* GOAL OF THE EXERCISE
Arrange the entries from the line containing "Localize each UI" up to and including the line containing "372, 213, 381]" as a numbered list, leaving out any blank lines.

* RECORDS TO USE
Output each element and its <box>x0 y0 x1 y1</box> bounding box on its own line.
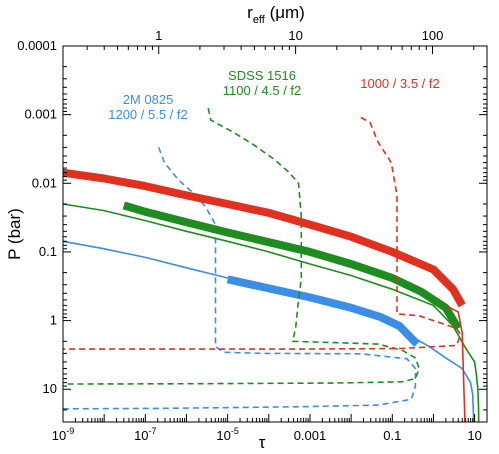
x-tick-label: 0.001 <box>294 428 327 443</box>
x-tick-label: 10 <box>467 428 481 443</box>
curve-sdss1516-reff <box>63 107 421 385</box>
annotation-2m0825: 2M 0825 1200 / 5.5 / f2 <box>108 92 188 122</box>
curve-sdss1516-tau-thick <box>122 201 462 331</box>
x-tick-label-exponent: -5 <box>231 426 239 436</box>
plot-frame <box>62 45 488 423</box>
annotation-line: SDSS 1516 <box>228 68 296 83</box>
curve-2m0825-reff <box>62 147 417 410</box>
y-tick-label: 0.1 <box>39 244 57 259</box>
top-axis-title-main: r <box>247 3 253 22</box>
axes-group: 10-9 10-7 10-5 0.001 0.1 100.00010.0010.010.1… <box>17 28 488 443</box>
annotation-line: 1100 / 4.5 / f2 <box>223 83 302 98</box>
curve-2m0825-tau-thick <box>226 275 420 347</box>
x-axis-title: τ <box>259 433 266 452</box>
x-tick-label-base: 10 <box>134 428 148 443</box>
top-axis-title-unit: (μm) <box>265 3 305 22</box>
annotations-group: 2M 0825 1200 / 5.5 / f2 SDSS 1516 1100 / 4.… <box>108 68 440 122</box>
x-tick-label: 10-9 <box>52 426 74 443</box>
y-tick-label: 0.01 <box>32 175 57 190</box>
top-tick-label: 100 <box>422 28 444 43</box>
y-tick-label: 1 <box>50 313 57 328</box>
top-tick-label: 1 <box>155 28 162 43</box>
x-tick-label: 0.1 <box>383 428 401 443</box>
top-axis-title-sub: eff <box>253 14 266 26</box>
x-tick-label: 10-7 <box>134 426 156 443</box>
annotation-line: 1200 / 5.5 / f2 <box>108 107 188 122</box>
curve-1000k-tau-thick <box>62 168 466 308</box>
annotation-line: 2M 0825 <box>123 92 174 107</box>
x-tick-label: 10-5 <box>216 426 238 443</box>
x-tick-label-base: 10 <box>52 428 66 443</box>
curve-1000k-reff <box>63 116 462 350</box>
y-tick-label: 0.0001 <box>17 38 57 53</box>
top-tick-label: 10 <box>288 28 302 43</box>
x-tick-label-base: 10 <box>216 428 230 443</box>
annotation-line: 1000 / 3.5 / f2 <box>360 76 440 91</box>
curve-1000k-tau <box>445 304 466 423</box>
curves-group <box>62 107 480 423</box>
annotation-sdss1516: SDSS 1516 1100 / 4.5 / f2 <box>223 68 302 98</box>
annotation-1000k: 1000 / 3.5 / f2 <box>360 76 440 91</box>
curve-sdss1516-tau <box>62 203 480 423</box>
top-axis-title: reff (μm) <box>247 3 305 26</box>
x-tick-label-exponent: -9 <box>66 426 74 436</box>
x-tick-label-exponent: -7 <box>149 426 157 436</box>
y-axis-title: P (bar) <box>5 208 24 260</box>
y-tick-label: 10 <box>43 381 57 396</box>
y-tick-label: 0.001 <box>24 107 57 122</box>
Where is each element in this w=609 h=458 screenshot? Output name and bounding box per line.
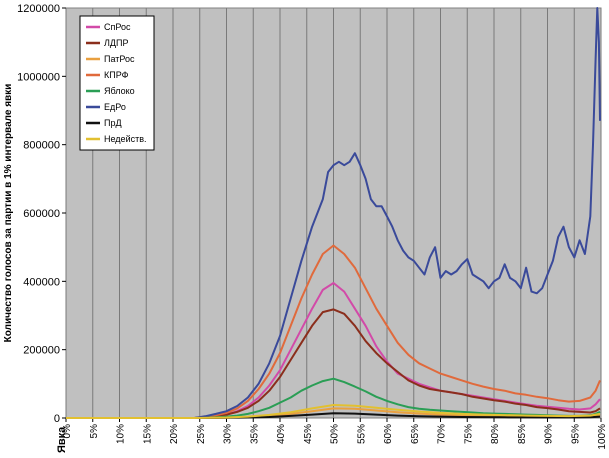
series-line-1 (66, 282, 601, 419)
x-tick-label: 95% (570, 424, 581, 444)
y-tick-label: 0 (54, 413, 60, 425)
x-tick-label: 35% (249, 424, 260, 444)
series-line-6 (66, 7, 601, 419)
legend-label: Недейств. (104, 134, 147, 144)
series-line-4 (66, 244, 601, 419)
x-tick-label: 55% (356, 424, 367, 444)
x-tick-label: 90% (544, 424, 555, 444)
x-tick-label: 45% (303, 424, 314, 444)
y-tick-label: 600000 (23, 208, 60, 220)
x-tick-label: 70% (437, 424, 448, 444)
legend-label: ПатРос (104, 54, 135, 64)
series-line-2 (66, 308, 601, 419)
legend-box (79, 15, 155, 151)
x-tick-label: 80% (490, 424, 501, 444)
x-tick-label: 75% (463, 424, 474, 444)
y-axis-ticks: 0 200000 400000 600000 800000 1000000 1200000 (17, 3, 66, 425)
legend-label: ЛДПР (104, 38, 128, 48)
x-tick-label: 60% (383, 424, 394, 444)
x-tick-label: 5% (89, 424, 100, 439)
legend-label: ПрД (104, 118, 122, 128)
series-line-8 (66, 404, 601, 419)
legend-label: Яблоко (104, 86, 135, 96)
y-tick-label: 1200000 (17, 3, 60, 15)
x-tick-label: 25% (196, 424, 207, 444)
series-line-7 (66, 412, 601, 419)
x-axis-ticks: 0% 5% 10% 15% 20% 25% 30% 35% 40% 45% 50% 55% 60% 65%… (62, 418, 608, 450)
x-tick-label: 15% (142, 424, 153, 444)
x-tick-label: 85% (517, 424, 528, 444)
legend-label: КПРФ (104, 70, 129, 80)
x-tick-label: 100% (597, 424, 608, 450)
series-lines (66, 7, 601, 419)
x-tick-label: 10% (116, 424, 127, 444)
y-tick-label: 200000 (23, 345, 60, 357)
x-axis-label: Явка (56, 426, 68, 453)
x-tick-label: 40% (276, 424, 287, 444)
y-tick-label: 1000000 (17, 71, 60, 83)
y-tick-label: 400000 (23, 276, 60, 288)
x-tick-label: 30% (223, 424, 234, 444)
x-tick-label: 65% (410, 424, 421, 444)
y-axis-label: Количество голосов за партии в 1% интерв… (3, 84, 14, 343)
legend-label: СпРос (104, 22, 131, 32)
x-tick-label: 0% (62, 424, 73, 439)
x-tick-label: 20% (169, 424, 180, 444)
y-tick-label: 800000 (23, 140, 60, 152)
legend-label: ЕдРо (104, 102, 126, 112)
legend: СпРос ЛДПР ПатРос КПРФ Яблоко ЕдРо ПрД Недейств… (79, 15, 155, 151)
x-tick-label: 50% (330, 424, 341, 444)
--
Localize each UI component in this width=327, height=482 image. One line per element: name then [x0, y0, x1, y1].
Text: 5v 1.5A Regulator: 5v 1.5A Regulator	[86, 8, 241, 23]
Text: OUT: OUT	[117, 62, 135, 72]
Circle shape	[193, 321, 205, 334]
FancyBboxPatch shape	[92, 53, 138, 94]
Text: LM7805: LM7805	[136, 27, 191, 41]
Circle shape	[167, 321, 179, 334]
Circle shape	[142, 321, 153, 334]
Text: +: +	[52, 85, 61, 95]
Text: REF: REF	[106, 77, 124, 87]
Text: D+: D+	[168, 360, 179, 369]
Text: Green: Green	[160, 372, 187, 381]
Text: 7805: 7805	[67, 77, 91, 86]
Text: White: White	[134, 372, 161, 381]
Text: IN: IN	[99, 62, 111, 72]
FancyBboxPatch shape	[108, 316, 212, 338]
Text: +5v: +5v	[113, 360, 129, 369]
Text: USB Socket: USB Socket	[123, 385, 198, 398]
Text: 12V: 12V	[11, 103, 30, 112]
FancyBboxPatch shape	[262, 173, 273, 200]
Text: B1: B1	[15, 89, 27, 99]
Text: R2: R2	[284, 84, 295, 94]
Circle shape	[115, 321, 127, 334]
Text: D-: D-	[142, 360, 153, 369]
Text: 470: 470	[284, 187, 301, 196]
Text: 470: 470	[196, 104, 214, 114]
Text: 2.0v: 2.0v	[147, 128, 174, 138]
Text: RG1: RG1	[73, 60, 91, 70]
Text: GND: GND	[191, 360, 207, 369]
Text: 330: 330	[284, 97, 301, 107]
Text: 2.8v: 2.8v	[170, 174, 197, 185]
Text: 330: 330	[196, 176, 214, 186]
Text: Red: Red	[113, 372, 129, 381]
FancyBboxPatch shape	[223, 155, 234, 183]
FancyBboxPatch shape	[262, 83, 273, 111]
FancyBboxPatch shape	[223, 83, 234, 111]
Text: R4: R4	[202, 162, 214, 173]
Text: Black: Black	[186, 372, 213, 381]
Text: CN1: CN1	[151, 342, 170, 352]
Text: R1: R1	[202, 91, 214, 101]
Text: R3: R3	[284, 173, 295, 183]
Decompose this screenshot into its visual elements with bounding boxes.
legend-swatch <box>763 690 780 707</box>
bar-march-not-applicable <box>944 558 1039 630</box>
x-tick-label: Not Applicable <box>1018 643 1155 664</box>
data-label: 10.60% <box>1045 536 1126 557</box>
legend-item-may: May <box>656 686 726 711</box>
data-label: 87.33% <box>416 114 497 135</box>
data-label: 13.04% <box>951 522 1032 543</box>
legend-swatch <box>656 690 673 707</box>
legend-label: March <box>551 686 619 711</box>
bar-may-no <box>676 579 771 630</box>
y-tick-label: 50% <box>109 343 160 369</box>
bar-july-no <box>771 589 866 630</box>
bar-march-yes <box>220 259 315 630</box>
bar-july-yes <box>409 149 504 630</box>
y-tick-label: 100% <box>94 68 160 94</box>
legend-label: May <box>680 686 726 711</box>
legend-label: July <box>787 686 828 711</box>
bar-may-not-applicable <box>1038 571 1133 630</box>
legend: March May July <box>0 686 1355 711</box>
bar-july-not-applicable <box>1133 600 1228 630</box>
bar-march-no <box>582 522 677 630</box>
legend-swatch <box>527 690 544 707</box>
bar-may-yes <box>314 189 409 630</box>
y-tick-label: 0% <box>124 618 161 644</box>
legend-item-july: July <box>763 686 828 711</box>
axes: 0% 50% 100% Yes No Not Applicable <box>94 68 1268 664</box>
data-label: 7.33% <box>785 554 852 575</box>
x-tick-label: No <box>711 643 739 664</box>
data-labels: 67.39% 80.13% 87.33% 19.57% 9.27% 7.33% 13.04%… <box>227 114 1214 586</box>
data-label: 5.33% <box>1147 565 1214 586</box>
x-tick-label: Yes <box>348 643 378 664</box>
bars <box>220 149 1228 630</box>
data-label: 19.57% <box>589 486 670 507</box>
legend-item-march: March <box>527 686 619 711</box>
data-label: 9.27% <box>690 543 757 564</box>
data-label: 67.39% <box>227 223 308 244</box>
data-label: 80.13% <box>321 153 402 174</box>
* * *
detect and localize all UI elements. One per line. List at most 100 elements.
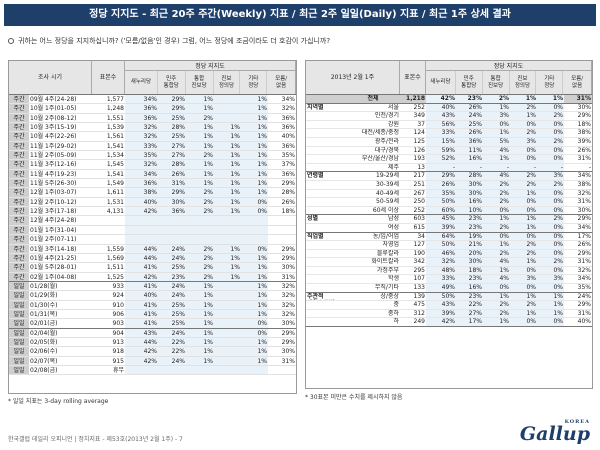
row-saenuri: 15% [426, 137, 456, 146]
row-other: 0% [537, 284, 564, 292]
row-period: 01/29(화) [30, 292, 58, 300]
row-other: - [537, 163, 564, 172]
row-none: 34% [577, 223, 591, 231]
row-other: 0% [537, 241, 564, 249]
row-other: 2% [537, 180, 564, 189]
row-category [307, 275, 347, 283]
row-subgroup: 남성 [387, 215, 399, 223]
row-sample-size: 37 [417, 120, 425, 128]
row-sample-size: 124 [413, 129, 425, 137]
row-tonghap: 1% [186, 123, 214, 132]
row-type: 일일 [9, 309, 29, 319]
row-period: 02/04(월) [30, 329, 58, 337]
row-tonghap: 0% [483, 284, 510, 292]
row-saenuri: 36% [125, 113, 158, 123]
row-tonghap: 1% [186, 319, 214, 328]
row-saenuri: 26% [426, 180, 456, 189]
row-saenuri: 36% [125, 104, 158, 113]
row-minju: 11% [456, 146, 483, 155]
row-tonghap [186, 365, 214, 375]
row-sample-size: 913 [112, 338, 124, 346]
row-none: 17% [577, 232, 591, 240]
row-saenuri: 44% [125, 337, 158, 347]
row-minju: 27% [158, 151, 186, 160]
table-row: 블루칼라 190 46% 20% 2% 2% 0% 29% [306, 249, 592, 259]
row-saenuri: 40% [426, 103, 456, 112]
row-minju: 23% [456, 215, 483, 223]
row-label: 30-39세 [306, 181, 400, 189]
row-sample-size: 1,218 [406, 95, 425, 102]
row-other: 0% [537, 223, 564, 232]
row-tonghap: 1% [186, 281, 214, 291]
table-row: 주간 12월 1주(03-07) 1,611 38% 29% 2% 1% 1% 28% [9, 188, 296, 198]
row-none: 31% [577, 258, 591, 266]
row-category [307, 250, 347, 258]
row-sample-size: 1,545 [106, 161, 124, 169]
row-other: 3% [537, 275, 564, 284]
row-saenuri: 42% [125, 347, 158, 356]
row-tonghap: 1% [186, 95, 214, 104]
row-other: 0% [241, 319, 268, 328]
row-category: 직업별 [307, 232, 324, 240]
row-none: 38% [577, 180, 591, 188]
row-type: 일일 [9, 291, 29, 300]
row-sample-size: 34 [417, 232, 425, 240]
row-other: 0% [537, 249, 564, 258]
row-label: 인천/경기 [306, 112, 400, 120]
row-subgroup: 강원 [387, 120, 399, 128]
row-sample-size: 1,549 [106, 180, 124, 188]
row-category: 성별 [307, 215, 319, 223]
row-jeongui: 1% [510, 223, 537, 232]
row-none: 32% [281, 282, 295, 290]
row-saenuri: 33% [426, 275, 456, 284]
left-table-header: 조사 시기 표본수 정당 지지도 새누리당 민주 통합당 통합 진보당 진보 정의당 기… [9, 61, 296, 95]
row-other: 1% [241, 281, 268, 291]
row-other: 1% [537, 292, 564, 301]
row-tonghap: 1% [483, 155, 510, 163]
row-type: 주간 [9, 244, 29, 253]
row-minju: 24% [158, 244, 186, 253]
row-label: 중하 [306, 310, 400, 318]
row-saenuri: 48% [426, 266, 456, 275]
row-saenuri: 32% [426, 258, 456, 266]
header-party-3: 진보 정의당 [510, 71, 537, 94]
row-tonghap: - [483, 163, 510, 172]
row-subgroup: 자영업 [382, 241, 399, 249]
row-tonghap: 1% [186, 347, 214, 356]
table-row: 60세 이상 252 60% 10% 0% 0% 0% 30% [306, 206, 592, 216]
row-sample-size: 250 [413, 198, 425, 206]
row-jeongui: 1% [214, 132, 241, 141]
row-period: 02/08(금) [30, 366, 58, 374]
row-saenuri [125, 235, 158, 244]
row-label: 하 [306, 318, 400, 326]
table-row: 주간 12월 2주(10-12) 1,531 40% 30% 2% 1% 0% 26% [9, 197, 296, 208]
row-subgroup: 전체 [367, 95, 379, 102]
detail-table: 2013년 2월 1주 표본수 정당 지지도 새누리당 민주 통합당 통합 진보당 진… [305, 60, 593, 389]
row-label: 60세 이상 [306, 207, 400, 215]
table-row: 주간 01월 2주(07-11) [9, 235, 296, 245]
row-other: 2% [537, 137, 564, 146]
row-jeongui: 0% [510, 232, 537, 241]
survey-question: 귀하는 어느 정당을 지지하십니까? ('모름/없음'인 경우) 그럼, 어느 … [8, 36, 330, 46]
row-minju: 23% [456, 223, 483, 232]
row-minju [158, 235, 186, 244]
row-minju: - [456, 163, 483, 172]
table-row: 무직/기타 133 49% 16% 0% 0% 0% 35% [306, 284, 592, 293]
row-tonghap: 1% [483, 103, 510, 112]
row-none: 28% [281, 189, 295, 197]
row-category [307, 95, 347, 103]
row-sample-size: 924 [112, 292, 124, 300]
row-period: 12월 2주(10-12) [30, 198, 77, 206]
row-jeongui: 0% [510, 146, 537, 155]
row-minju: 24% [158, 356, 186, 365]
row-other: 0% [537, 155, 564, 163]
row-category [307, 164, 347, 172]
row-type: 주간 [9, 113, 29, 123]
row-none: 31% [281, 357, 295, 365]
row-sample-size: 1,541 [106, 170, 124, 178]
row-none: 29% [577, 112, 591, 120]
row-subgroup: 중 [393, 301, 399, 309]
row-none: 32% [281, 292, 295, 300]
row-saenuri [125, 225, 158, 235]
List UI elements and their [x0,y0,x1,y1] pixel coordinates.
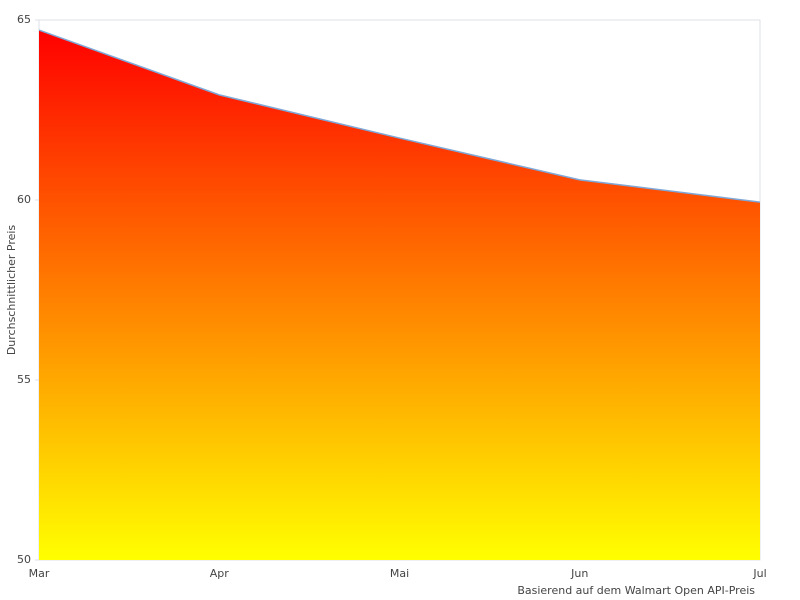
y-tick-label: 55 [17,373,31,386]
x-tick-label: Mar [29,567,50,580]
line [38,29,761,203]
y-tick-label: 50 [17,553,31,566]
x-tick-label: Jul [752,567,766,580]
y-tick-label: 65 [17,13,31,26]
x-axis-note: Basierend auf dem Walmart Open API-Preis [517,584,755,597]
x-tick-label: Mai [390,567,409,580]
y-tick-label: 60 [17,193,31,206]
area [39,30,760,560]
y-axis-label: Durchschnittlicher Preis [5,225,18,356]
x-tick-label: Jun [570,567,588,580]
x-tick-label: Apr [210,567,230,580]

* SOLUTION FOR THIS PROBLEM
1. Localize each UI component in this width=327, height=482 image. One line per element: name then [x0, y0, x1, y1].
2. Text: 5v 1.5A Regulator: 5v 1.5A Regulator	[86, 8, 241, 23]
3. Text: OUT: OUT	[117, 62, 135, 72]
4. Circle shape	[193, 321, 205, 334]
5. FancyBboxPatch shape	[92, 53, 138, 94]
6. Text: LM7805: LM7805	[136, 27, 191, 41]
7. Circle shape	[167, 321, 179, 334]
8. Circle shape	[142, 321, 153, 334]
9. Text: +: +	[52, 85, 61, 95]
10. Text: REF: REF	[106, 77, 124, 87]
11. Text: D+: D+	[168, 360, 179, 369]
12. Text: Green: Green	[160, 372, 187, 381]
13. Text: 7805: 7805	[67, 77, 91, 86]
14. Text: White: White	[134, 372, 161, 381]
15. Text: IN: IN	[99, 62, 111, 72]
16. FancyBboxPatch shape	[108, 316, 212, 338]
17. Text: +5v: +5v	[113, 360, 129, 369]
18. Text: USB Socket: USB Socket	[123, 385, 198, 398]
19. Text: 12V: 12V	[11, 103, 30, 112]
20. FancyBboxPatch shape	[262, 173, 273, 200]
21. Text: B1: B1	[15, 89, 27, 99]
22. Text: R2: R2	[284, 84, 295, 94]
23. Circle shape	[115, 321, 127, 334]
24. Text: D-: D-	[142, 360, 153, 369]
25. Text: 470: 470	[284, 187, 301, 196]
26. Text: 470: 470	[196, 104, 214, 114]
27. Text: 2.0v: 2.0v	[147, 128, 174, 138]
28. Text: RG1: RG1	[73, 60, 91, 70]
29. Text: GND: GND	[191, 360, 207, 369]
30. Text: 330: 330	[284, 97, 301, 107]
31. Text: 2.8v: 2.8v	[170, 174, 197, 185]
32. Text: 330: 330	[196, 176, 214, 186]
33. Text: Red: Red	[113, 372, 129, 381]
34. FancyBboxPatch shape	[223, 155, 234, 183]
35. FancyBboxPatch shape	[262, 83, 273, 111]
36. FancyBboxPatch shape	[223, 83, 234, 111]
37. Text: R4: R4	[202, 162, 214, 173]
38. Text: Black: Black	[186, 372, 213, 381]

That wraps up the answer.